> INSTRUCTION
Restate the data below word for word. Skip any images it contains.

Records excerpted from a collection
______________________________

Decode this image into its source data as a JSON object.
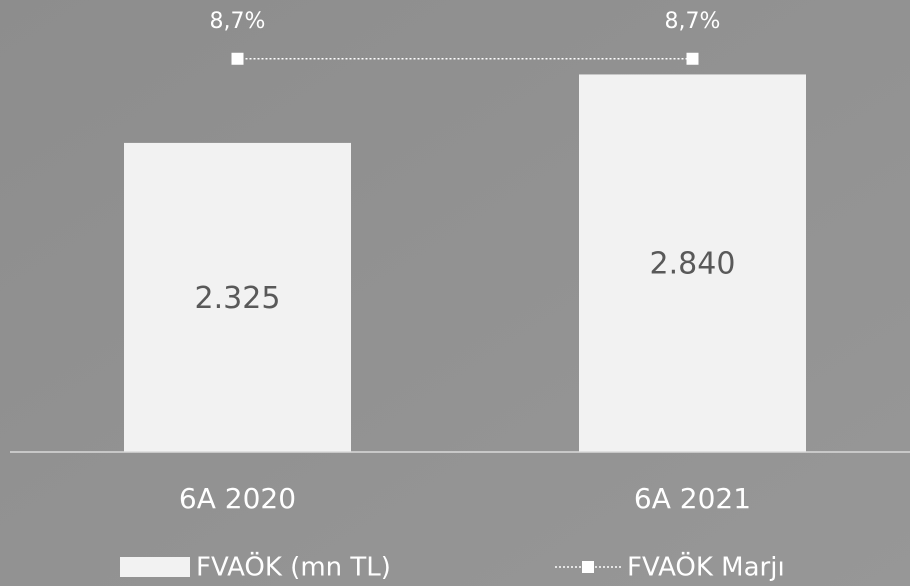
{
  "chart_data": {
    "type": "bar",
    "categories": [
      "6A 2020",
      "6A 2021"
    ],
    "series": [
      {
        "name": "FVAÖK (mn TL)",
        "type": "bar",
        "color": "#f2f2f2",
        "values": [
          2325,
          2840
        ],
        "value_labels": [
          "2.325",
          "2.840"
        ]
      },
      {
        "name": "FVAÖK Marjı",
        "type": "line",
        "axis": "y2",
        "color": "#ffffff",
        "values": [
          8.7,
          8.7
        ],
        "value_labels": [
          "8,7%",
          "8,7%"
        ]
      }
    ],
    "ylim": [
      0,
      3400
    ],
    "y2lim": [
      0,
      10
    ],
    "legend": "bottom"
  }
}
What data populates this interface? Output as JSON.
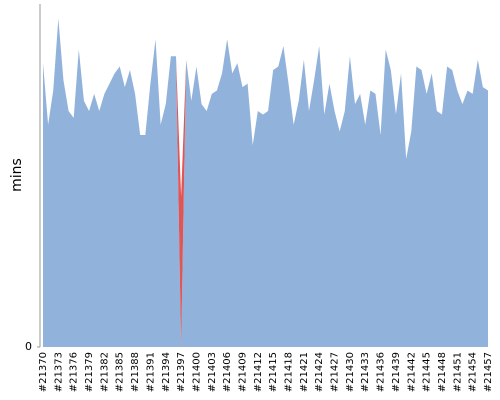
{
  "chart_data": {
    "type": "area",
    "ylabel": "mins",
    "categories": [
      "#21370",
      null,
      null,
      "#21373",
      null,
      null,
      "#21376",
      null,
      null,
      "#21379",
      null,
      null,
      "#21382",
      null,
      null,
      "#21385",
      null,
      null,
      "#21388",
      null,
      null,
      "#21391",
      null,
      null,
      "#21394",
      null,
      null,
      "#21397",
      null,
      null,
      "#21400",
      null,
      null,
      "#21403",
      null,
      null,
      "#21406",
      null,
      null,
      "#21409",
      null,
      null,
      "#21412",
      null,
      null,
      "#21415",
      null,
      null,
      "#21418",
      null,
      null,
      "#21421",
      null,
      null,
      "#21424",
      null,
      null,
      "#21427",
      null,
      null,
      "#21430",
      null,
      null,
      "#21433",
      null,
      null,
      "#21436",
      null,
      null,
      "#21439",
      null,
      null,
      "#21442",
      null,
      null,
      "#21445",
      null,
      null,
      "#21448",
      null,
      null,
      "#21451",
      null,
      null,
      "#21454",
      null,
      null,
      "#21457"
    ],
    "series": [
      {
        "color": "#91b2db",
        "values": [
          8.3,
          6.5,
          7.5,
          9.6,
          7.8,
          6.9,
          6.7,
          8.7,
          7.2,
          6.9,
          7.4,
          6.9,
          7.4,
          7.7,
          8.0,
          8.2,
          7.6,
          8.1,
          7.4,
          6.2,
          6.2,
          7.7,
          9.0,
          6.5,
          7.1,
          8.5,
          8.5,
          0,
          8.4,
          7.2,
          8.2,
          7.1,
          6.9,
          7.4,
          7.5,
          8.0,
          9.0,
          8.0,
          8.3,
          7.6,
          7.7,
          5.9,
          6.9,
          6.8,
          6.9,
          8.1,
          8.2,
          8.8,
          7.7,
          6.5,
          7.2,
          8.4,
          6.9,
          7.8,
          8.8,
          6.8,
          7.7,
          6.9,
          6.3,
          6.9,
          8.5,
          7.1,
          7.4,
          6.5,
          7.5,
          7.4,
          6.2,
          8.7,
          8.1,
          6.8,
          8.0,
          5.5,
          6.3,
          8.2,
          8.1,
          7.4,
          8.0,
          6.9,
          6.8,
          8.2,
          8.1,
          7.5,
          7.1,
          7.5,
          7.4,
          8.4,
          7.6,
          7.5
        ]
      },
      {
        "color": "#e05555",
        "values": [
          0,
          0,
          0,
          0,
          0,
          0,
          0,
          0,
          0,
          0,
          0,
          0,
          0,
          0,
          0,
          0,
          0,
          0,
          0,
          0,
          0,
          0,
          0,
          0,
          0,
          0,
          0,
          4.4,
          0,
          0,
          0,
          0,
          0,
          0,
          0,
          0,
          0,
          0,
          0,
          0,
          0,
          0,
          0,
          0,
          0,
          0,
          0,
          0,
          0,
          0,
          0,
          0,
          0,
          0,
          0,
          0,
          0,
          0,
          0,
          0,
          0,
          0,
          0,
          0,
          0,
          0,
          0,
          0,
          0,
          0,
          0,
          0,
          0,
          0,
          0,
          0,
          0,
          0,
          0,
          0,
          0,
          0,
          0,
          0,
          0,
          0,
          0,
          0
        ]
      }
    ],
    "ylim": [
      0,
      10
    ],
    "yticks": [
      0
    ]
  }
}
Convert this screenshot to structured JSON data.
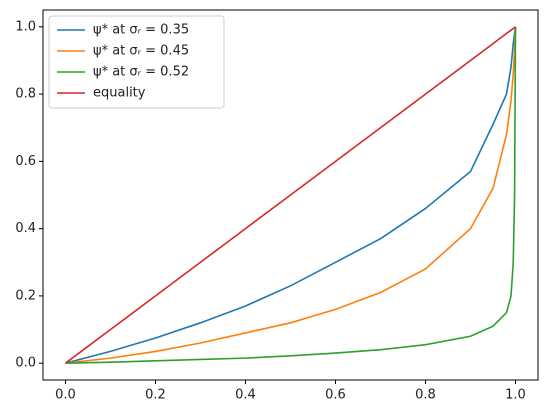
{
  "chart_data": {
    "type": "line",
    "x": [
      0,
      0.1,
      0.2,
      0.3,
      0.4,
      0.5,
      0.6,
      0.7,
      0.8,
      0.9,
      0.95,
      0.98,
      0.99,
      0.995,
      0.998,
      1
    ],
    "series": [
      {
        "name": "ψ* at σᵣ = 0.35",
        "color": "#1f77b4",
        "values": [
          0,
          0.035,
          0.075,
          0.12,
          0.17,
          0.23,
          0.3,
          0.37,
          0.46,
          0.57,
          0.71,
          0.8,
          0.88,
          0.95,
          0.98,
          1
        ]
      },
      {
        "name": "ψ* at σᵣ = 0.45",
        "color": "#ff7f0e",
        "values": [
          0,
          0.015,
          0.035,
          0.06,
          0.09,
          0.12,
          0.16,
          0.21,
          0.28,
          0.4,
          0.52,
          0.68,
          0.78,
          0.86,
          0.93,
          1
        ]
      },
      {
        "name": "ψ* at σᵣ = 0.52",
        "color": "#2ca02c",
        "values": [
          0,
          0.003,
          0.007,
          0.011,
          0.015,
          0.022,
          0.03,
          0.04,
          0.055,
          0.08,
          0.11,
          0.15,
          0.2,
          0.3,
          0.5,
          1
        ]
      },
      {
        "name": "equality",
        "color": "#d62728",
        "values": [
          0,
          0.1,
          0.2,
          0.3,
          0.4,
          0.5,
          0.6,
          0.7,
          0.8,
          0.9,
          0.95,
          0.98,
          0.99,
          0.995,
          0.998,
          1
        ]
      }
    ],
    "xlim": [
      -0.05,
      1.05
    ],
    "ylim": [
      -0.05,
      1.05
    ],
    "xticks": [
      {
        "value": 0,
        "label": "0.0"
      },
      0.2,
      0.4,
      0.6,
      0.8,
      {
        "value": 1,
        "label": "1.0"
      }
    ],
    "yticks": [
      {
        "value": 0,
        "label": "0.0"
      },
      0.2,
      0.4,
      0.6,
      0.8,
      {
        "value": 1,
        "label": "1.0"
      }
    ],
    "grid": false,
    "legend": "upper-left"
  }
}
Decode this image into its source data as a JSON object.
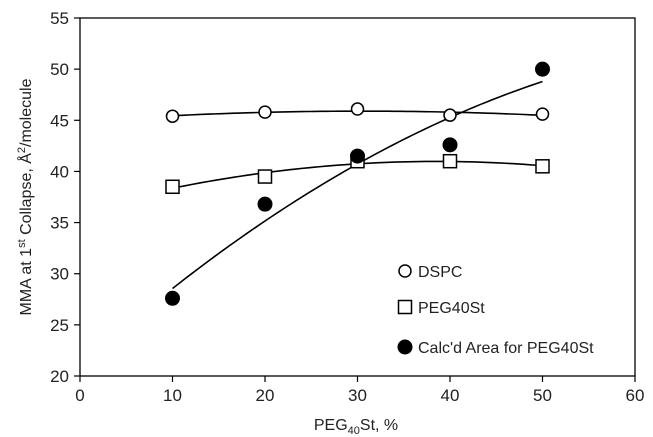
{
  "chart_data": {
    "type": "scatter",
    "xlabel": "PEG40St, %",
    "ylabel": "MMA at 1st Collapse, Å2/molecule",
    "xlim": [
      0,
      60
    ],
    "ylim": [
      20,
      55
    ],
    "xticks": [
      0,
      10,
      20,
      30,
      40,
      50,
      60
    ],
    "yticks": [
      20,
      25,
      30,
      35,
      40,
      45,
      50,
      55
    ],
    "grid": false,
    "legend_position": "bottom-right",
    "series": [
      {
        "name": "DSPC",
        "marker": "open-circle",
        "x": [
          10,
          20,
          30,
          40,
          50
        ],
        "y": [
          45.4,
          45.8,
          46.1,
          45.5,
          45.6
        ],
        "trend": "polynomial"
      },
      {
        "name": "PEG40St",
        "marker": "open-square",
        "x": [
          10,
          20,
          30,
          40,
          50
        ],
        "y": [
          38.5,
          39.5,
          41.0,
          41.0,
          40.5
        ],
        "trend": "polynomial"
      },
      {
        "name": "Calc'd Area for PEG40St",
        "marker": "filled-circle",
        "x": [
          10,
          20,
          30,
          40,
          50
        ],
        "y": [
          27.6,
          36.8,
          41.5,
          42.6,
          50.0
        ],
        "trend": "polynomial"
      }
    ]
  }
}
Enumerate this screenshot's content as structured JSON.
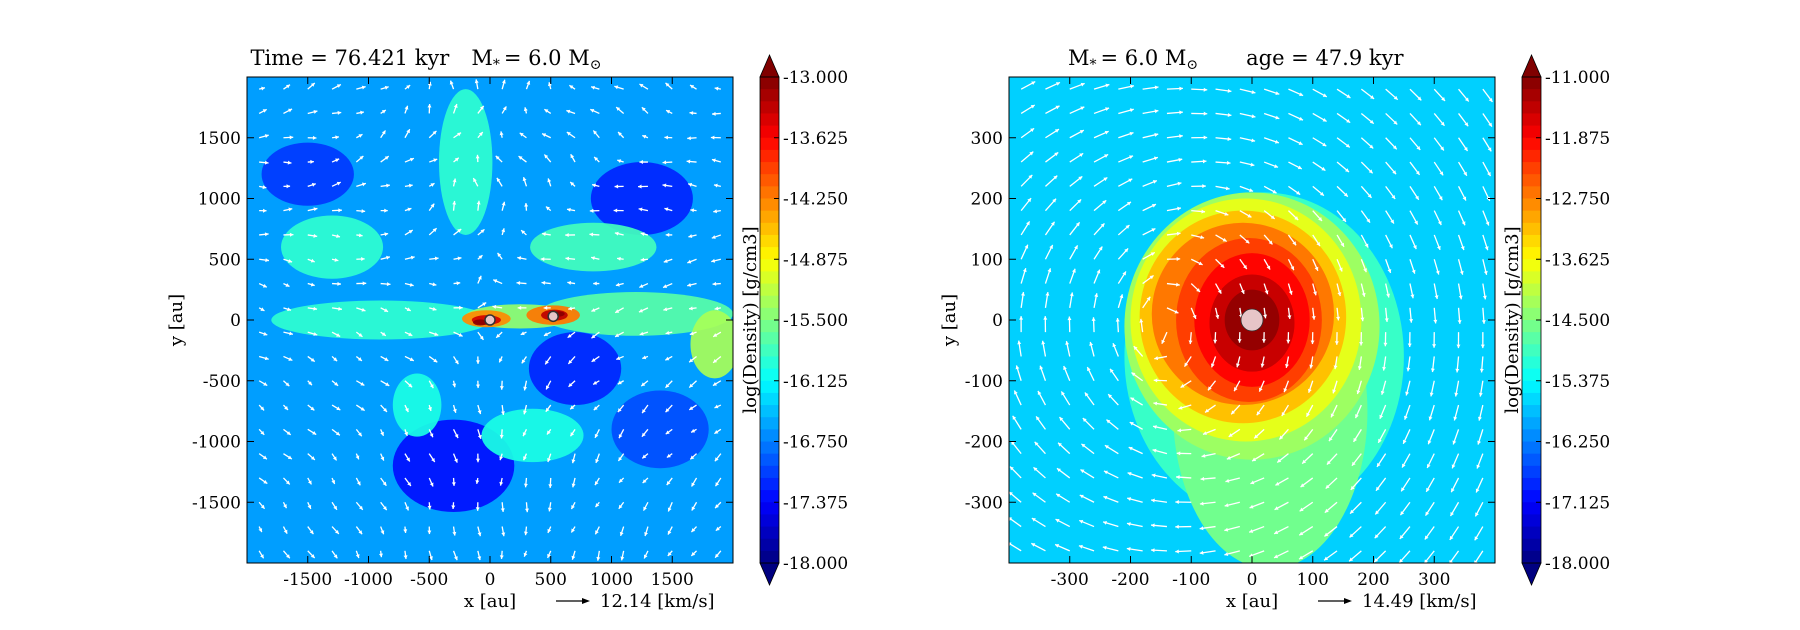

______________________________

> OUTPUT OF THE EXERCISE
Decode this image into its source data as a JSON object.
{
  "chart_data": {
    "type": "bar",
    "categories": [
      "6A 2020",
      "6A 2021"
    ],
    "series": [
      {
        "name": "FVAÖK (mn TL)",
        "type": "bar",
        "color": "#f2f2f2",
        "values": [
          2325,
          2840
        ],
        "value_labels": [
          "2.325",
          "2.840"
        ]
      },
      {
        "name": "FVAÖK Marjı",
        "type": "line",
        "axis": "y2",
        "color": "#ffffff",
        "values": [
          8.7,
          8.7
        ],
        "value_labels": [
          "8,7%",
          "8,7%"
        ]
      }
    ],
    "ylim": [
      0,
      3400
    ],
    "y2lim": [
      0,
      10
    ],
    "legend": "bottom"
  }
}
What data populates this interface? Output as JSON.
{
  "chart_data": {
    "type": "area",
    "ylabel": "mins",
    "categories": [
      "#21370",
      null,
      null,
      "#21373",
      null,
      null,
      "#21376",
      null,
      null,
      "#21379",
      null,
      null,
      "#21382",
      null,
      null,
      "#21385",
      null,
      null,
      "#21388",
      null,
      null,
      "#21391",
      null,
      null,
      "#21394",
      null,
      null,
      "#21397",
      null,
      null,
      "#21400",
      null,
      null,
      "#21403",
      null,
      null,
      "#21406",
      null,
      null,
      "#21409",
      null,
      null,
      "#21412",
      null,
      null,
      "#21415",
      null,
      null,
      "#21418",
      null,
      null,
      "#21421",
      null,
      null,
      "#21424",
      null,
      null,
      "#21427",
      null,
      null,
      "#21430",
      null,
      null,
      "#21433",
      null,
      null,
      "#21436",
      null,
      null,
      "#21439",
      null,
      null,
      "#21442",
      null,
      null,
      "#21445",
      null,
      null,
      "#21448",
      null,
      null,
      "#21451",
      null,
      null,
      "#21454",
      null,
      null,
      "#21457"
    ],
    "series": [
      {
        "color": "#91b2db",
        "values": [
          8.3,
          6.5,
          7.5,
          9.6,
          7.8,
          6.9,
          6.7,
          8.7,
          7.2,
          6.9,
          7.4,
          6.9,
          7.4,
          7.7,
          8.0,
          8.2,
          7.6,
          8.1,
          7.4,
          6.2,
          6.2,
          7.7,
          9.0,
          6.5,
          7.1,
          8.5,
          8.5,
          0,
          8.4,
          7.2,
          8.2,
          7.1,
          6.9,
          7.4,
          7.5,
          8.0,
          9.0,
          8.0,
          8.3,
          7.6,
          7.7,
          5.9,
          6.9,
          6.8,
          6.9,
          8.1,
          8.2,
          8.8,
          7.7,
          6.5,
          7.2,
          8.4,
          6.9,
          7.8,
          8.8,
          6.8,
          7.7,
          6.9,
          6.3,
          6.9,
          8.5,
          7.1,
          7.4,
          6.5,
          7.5,
          7.4,
          6.2,
          8.7,
          8.1,
          6.8,
          8.0,
          5.5,
          6.3,
          8.2,
          8.1,
          7.4,
          8.0,
          6.9,
          6.8,
          8.2,
          8.1,
          7.5,
          7.1,
          7.5,
          7.4,
          8.4,
          7.6,
          7.5
        ]
      },
      {
        "color": "#e05555",
        "values": [
          0,
          0,
          0,
          0,
          0,
          0,
          0,
          0,
          0,
          0,
          0,
          0,
          0,
          0,
          0,
          0,
          0,
          0,
          0,
          0,
          0,
          0,
          0,
          0,
          0,
          0,
          0,
          4.4,
          0,
          0,
          0,
          0,
          0,
          0,
          0,
          0,
          0,
          0,
          0,
          0,
          0,
          0,
          0,
          0,
          0,
          0,
          0,
          0,
          0,
          0,
          0,
          0,
          0,
          0,
          0,
          0,
          0,
          0,
          0,
          0,
          0,
          0,
          0,
          0,
          0,
          0,
          0,
          0,
          0,
          0,
          0,
          0,
          0,
          0,
          0,
          0,
          0,
          0,
          0,
          0,
          0,
          0,
          0,
          0,
          0,
          0,
          0,
          0
        ]
      }
    ],
    "ylim": [
      0,
      10
    ],
    "yticks": [
      0
    ]
  }
}
Convert this screenshot to structured JSON data.
{
  "chart_data": {
    "type": "line",
    "x": [
      0,
      0.1,
      0.2,
      0.3,
      0.4,
      0.5,
      0.6,
      0.7,
      0.8,
      0.9,
      0.95,
      0.98,
      0.99,
      0.995,
      0.998,
      1
    ],
    "series": [
      {
        "name": "ψ* at σᵣ = 0.35",
        "color": "#1f77b4",
        "values": [
          0,
          0.035,
          0.075,
          0.12,
          0.17,
          0.23,
          0.3,
          0.37,
          0.46,
          0.57,
          0.71,
          0.8,
          0.88,
          0.95,
          0.98,
          1
        ]
      },
      {
        "name": "ψ* at σᵣ = 0.45",
        "color": "#ff7f0e",
        "values": [
          0,
          0.015,
          0.035,
          0.06,
          0.09,
          0.12,
          0.16,
          0.21,
          0.28,
          0.4,
          0.52,
          0.68,
          0.78,
          0.86,
          0.93,
          1
        ]
      },
      {
        "name": "ψ* at σᵣ = 0.52",
        "color": "#2ca02c",
        "values": [
          0,
          0.003,
          0.007,
          0.011,
          0.015,
          0.022,
          0.03,
          0.04,
          0.055,
          0.08,
          0.11,
          0.15,
          0.2,
          0.3,
          0.5,
          1
        ]
      },
      {
        "name": "equality",
        "color": "#d62728",
        "values": [
          0,
          0.1,
          0.2,
          0.3,
          0.4,
          0.5,
          0.6,
          0.7,
          0.8,
          0.9,
          0.95,
          0.98,
          0.99,
          0.995,
          0.998,
          1
        ]
      }
    ],
    "xlim": [
      -0.05,
      1.05
    ],
    "ylim": [
      -0.05,
      1.05
    ],
    "xticks": [
      {
        "value": 0,
        "label": "0.0"
      },
      0.2,
      0.4,
      0.6,
      0.8,
      {
        "value": 1,
        "label": "1.0"
      }
    ],
    "yticks": [
      {
        "value": 0,
        "label": "0.0"
      },
      0.2,
      0.4,
      0.6,
      0.8,
      {
        "value": 1,
        "label": "1.0"
      }
    ],
    "grid": false,
    "legend": "upper-left"
  }
}
Decode this image into its source data as a JSON object.
{
  "chart_data": {
    "type": "scatter",
    "xlabel": "PEG40St, %",
    "ylabel": "MMA at 1st Collapse, Å2/molecule",
    "xlim": [
      0,
      60
    ],
    "ylim": [
      20,
      55
    ],
    "xticks": [
      0,
      10,
      20,
      30,
      40,
      50,
      60
    ],
    "yticks": [
      20,
      25,
      30,
      35,
      40,
      45,
      50,
      55
    ],
    "grid": false,
    "legend_position": "bottom-right",
    "series": [
      {
        "name": "DSPC",
        "marker": "open-circle",
        "x": [
          10,
          20,
          30,
          40,
          50
        ],
        "y": [
          45.4,
          45.8,
          46.1,
          45.5,
          45.6
        ],
        "trend": "polynomial"
      },
      {
        "name": "PEG40St",
        "marker": "open-square",
        "x": [
          10,
          20,
          30,
          40,
          50
        ],
        "y": [
          38.5,
          39.5,
          41.0,
          41.0,
          40.5
        ],
        "trend": "polynomial"
      },
      {
        "name": "Calc'd Area for PEG40St",
        "marker": "filled-circle",
        "x": [
          10,
          20,
          30,
          40,
          50
        ],
        "y": [
          27.6,
          36.8,
          41.5,
          42.6,
          50.0
        ],
        "trend": "polynomial"
      }
    ]
  }
}
Enumerate this screenshot's content as structured JSON.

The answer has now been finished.